===== Records to use

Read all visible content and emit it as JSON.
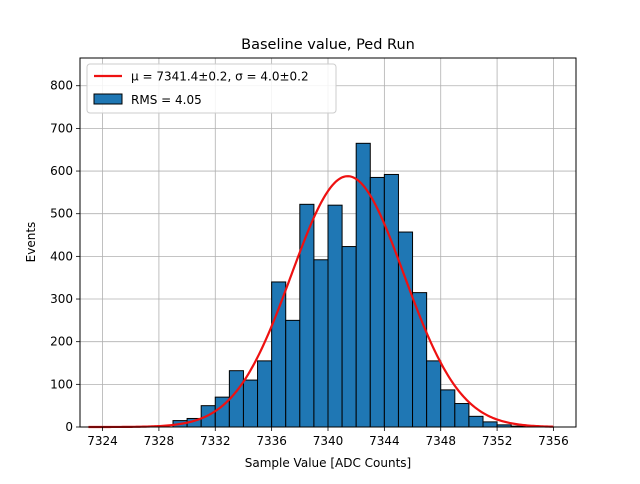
{
  "chart_data": {
    "type": "bar",
    "title": "Baseline value, Ped Run",
    "xlabel": "Sample Value [ADC Counts]",
    "ylabel": "Events",
    "xlim": [
      7322.4,
      7357.6
    ],
    "ylim": [
      0,
      865
    ],
    "grid": true,
    "legend_position": "top-left",
    "x_ticks": [
      7324,
      7328,
      7332,
      7336,
      7340,
      7344,
      7348,
      7352,
      7356
    ],
    "y_ticks": [
      0,
      100,
      200,
      300,
      400,
      500,
      600,
      700,
      800
    ],
    "histogram": {
      "name": "RMS = 4.05",
      "color": "#1f77b4",
      "bin_width": 1,
      "bins": [
        {
          "start": 7329,
          "count": 15
        },
        {
          "start": 7330,
          "count": 20
        },
        {
          "start": 7331,
          "count": 50
        },
        {
          "start": 7332,
          "count": 70
        },
        {
          "start": 7333,
          "count": 132
        },
        {
          "start": 7334,
          "count": 110
        },
        {
          "start": 7335,
          "count": 155
        },
        {
          "start": 7336,
          "count": 340
        },
        {
          "start": 7337,
          "count": 250
        },
        {
          "start": 7338,
          "count": 522
        },
        {
          "start": 7339,
          "count": 392
        },
        {
          "start": 7340,
          "count": 520
        },
        {
          "start": 7341,
          "count": 423
        },
        {
          "start": 7342,
          "count": 665
        },
        {
          "start": 7343,
          "count": 585
        },
        {
          "start": 7344,
          "count": 592
        },
        {
          "start": 7345,
          "count": 457
        },
        {
          "start": 7346,
          "count": 315
        },
        {
          "start": 7347,
          "count": 155
        },
        {
          "start": 7348,
          "count": 87
        },
        {
          "start": 7349,
          "count": 55
        },
        {
          "start": 7350,
          "count": 25
        },
        {
          "start": 7351,
          "count": 12
        },
        {
          "start": 7352,
          "count": 5
        },
        {
          "start": 7353,
          "count": 2
        }
      ]
    },
    "fit": {
      "name": "μ = 7341.4±0.2, σ = 4.0±0.2",
      "color": "#ee1111",
      "mu": 7341.4,
      "sigma": 4.0,
      "amplitude": 588,
      "x_range": [
        7323,
        7356
      ]
    }
  }
}
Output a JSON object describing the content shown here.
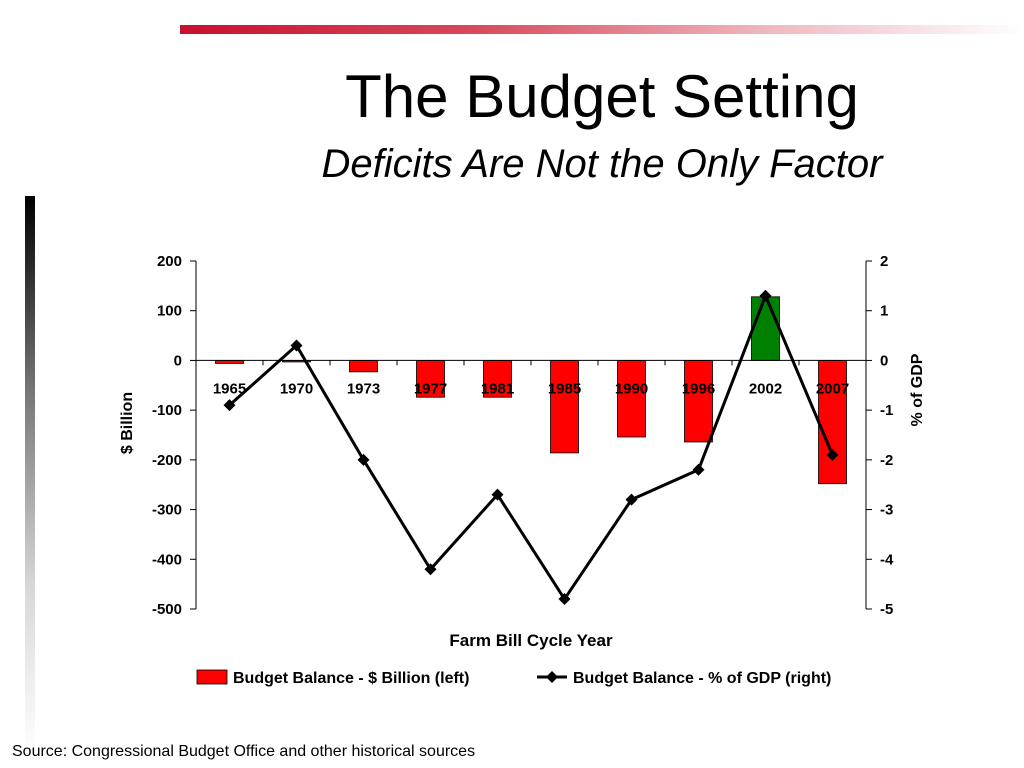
{
  "slide": {
    "title": "The Budget Setting",
    "subtitle": "Deficits Are Not the Only Factor",
    "source": "Source: Congressional Budget Office and other historical sources"
  },
  "colors": {
    "bar_negative": "#ff0000",
    "bar_positive": "#008000",
    "line": "#000000",
    "accent": "#c8102e"
  },
  "chart_data": {
    "type": "bar",
    "title": "",
    "xlabel": "Farm Bill Cycle Year",
    "ylabel": "$ Billion",
    "y2label": "% of GDP",
    "ylim": [
      -500,
      200
    ],
    "y2lim": [
      -5,
      2
    ],
    "yticks": [
      200,
      100,
      0,
      -100,
      -200,
      -300,
      -400,
      -500
    ],
    "y2ticks": [
      2,
      1,
      0,
      -1,
      -2,
      -3,
      -4,
      -5
    ],
    "categories": [
      "1965",
      "1970",
      "1973",
      "1977",
      "1981",
      "1985",
      "1990",
      "1996",
      "2002",
      "2007"
    ],
    "grid": false,
    "legend_position": "bottom",
    "series": [
      {
        "name": "Budget Balance - $ Billion (left)",
        "type": "bar",
        "axis": "left",
        "values": [
          -6,
          -2,
          -23,
          -74,
          -74,
          -186,
          -154,
          -164,
          128,
          -248
        ]
      },
      {
        "name": "Budget Balance - % of GDP (right)",
        "type": "line",
        "axis": "right",
        "values": [
          -0.9,
          0.3,
          -2.0,
          -4.2,
          -2.7,
          -4.8,
          -2.8,
          -2.2,
          1.3,
          -1.9
        ]
      }
    ]
  }
}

==========

* Short task *
Filter the listing above by the word "xlabel"; copy each line that passes.

* Response to this task *
    "xlabel": "Sample Value [ADC Counts]",
    "xlabel": "Farm Bill Cycle Year",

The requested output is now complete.